◆ **PROMPT**: Go through the lines below and copy each one that holds the string "visible".

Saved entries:
::::

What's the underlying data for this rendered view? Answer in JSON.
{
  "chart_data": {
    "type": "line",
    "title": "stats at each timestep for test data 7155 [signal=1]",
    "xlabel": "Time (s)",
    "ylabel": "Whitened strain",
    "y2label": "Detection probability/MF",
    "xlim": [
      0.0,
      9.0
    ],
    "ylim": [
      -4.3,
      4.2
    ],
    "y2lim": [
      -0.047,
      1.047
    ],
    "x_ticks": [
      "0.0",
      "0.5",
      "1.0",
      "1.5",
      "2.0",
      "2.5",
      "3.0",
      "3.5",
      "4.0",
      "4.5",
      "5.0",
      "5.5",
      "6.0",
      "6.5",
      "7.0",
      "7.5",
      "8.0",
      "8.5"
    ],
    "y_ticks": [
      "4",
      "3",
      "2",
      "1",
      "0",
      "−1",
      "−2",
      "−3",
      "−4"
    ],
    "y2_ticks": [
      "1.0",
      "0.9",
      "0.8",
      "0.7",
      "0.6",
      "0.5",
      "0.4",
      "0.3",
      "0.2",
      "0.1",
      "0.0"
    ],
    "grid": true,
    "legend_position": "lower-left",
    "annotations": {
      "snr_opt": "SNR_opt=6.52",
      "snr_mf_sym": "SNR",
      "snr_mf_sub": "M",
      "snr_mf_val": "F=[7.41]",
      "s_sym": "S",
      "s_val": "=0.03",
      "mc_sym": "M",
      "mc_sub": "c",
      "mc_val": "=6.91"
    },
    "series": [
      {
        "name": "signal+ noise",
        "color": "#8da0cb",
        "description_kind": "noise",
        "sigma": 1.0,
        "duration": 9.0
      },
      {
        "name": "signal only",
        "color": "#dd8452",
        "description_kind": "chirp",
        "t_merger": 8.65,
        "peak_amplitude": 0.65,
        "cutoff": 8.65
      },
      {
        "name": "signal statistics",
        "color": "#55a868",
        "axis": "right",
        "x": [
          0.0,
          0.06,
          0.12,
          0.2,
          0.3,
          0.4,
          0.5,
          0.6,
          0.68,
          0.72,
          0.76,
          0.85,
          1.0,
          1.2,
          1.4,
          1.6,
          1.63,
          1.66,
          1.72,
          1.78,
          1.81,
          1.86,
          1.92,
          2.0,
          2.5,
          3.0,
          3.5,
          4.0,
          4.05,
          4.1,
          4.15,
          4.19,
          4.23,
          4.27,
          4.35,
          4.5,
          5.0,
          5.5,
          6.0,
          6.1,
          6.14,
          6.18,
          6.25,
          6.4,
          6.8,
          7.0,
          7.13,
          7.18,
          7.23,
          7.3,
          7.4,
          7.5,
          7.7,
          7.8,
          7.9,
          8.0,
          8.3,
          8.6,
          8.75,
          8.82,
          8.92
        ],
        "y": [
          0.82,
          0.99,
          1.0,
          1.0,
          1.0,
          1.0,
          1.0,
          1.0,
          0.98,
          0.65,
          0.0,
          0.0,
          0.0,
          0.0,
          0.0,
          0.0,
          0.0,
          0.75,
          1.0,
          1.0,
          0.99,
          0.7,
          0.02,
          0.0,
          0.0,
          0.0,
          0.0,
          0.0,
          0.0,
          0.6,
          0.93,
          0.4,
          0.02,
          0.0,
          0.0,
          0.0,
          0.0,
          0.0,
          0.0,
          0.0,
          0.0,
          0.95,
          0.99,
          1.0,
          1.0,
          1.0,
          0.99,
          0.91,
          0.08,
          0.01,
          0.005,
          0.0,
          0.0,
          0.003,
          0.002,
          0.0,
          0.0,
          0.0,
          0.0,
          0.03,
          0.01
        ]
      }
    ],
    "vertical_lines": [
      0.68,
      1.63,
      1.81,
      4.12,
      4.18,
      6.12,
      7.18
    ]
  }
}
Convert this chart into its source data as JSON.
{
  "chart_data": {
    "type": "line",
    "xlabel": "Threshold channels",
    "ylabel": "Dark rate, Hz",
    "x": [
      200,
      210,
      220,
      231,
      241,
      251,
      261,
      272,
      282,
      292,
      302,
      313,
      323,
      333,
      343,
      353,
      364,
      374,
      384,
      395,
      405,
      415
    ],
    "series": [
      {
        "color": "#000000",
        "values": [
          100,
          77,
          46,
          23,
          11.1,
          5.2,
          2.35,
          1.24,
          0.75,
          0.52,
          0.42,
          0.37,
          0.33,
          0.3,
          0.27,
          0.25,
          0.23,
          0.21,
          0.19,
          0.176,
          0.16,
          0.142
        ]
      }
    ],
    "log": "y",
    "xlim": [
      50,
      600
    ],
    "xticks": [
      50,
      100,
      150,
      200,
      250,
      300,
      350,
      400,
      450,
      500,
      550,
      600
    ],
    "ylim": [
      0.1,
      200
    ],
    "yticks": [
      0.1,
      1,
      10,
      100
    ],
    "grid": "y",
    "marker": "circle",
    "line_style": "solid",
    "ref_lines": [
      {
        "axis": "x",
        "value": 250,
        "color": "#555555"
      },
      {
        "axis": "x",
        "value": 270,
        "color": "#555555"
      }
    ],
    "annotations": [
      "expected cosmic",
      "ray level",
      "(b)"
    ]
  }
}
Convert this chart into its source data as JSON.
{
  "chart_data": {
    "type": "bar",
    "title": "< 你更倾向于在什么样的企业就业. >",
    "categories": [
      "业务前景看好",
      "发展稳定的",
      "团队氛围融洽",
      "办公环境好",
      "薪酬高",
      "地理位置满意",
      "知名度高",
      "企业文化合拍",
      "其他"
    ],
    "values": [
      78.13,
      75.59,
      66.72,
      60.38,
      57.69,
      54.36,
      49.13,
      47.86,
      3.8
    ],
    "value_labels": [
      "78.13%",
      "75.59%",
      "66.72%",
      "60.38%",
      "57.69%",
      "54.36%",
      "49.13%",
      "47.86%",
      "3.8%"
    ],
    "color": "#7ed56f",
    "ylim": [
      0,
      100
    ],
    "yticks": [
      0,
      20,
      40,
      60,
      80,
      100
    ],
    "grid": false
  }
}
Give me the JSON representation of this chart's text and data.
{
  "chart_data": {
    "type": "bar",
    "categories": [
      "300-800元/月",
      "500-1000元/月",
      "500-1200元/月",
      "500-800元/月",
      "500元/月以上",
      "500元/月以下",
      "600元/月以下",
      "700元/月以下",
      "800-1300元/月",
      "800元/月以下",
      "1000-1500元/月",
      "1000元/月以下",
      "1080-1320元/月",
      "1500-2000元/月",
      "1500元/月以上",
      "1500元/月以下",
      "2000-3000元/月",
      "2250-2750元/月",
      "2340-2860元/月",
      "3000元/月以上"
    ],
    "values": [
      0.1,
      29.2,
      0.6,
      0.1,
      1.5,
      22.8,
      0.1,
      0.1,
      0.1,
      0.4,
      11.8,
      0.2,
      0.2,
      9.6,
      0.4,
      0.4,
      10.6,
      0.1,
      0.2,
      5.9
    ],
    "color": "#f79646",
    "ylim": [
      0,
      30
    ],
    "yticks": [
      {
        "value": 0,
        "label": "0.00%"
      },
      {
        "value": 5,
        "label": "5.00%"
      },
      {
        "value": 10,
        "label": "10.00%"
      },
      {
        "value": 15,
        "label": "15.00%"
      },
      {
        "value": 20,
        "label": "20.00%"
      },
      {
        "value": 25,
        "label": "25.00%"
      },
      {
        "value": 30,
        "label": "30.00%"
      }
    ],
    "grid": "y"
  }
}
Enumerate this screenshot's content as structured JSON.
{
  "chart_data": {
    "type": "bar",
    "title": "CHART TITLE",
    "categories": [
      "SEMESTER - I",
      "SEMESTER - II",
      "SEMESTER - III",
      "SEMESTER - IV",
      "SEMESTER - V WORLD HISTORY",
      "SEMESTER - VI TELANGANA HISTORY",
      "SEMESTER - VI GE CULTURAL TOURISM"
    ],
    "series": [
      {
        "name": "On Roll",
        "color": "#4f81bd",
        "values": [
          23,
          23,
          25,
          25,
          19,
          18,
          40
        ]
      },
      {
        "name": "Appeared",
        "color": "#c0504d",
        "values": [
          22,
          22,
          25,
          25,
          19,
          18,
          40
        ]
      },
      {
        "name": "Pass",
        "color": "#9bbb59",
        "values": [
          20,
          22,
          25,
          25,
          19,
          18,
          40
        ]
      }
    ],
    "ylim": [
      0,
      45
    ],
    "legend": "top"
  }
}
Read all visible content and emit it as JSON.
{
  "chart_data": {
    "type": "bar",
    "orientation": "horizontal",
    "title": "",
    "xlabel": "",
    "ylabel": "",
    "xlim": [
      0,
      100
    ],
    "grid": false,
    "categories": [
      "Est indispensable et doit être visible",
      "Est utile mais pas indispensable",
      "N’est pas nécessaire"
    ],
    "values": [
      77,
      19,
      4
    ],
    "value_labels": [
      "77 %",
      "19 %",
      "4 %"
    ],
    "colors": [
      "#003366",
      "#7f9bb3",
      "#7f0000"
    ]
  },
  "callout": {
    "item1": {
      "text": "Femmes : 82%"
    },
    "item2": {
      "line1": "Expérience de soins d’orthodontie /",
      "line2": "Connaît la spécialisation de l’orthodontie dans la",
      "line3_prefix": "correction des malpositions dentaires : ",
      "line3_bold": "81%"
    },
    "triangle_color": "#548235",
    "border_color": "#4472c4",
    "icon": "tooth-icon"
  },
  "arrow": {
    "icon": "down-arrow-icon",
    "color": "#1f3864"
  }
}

::::

◆ **TASK RESPONSE**:
Read all visible content and emit it as JSON.
      "Est indispensable et doit être visible",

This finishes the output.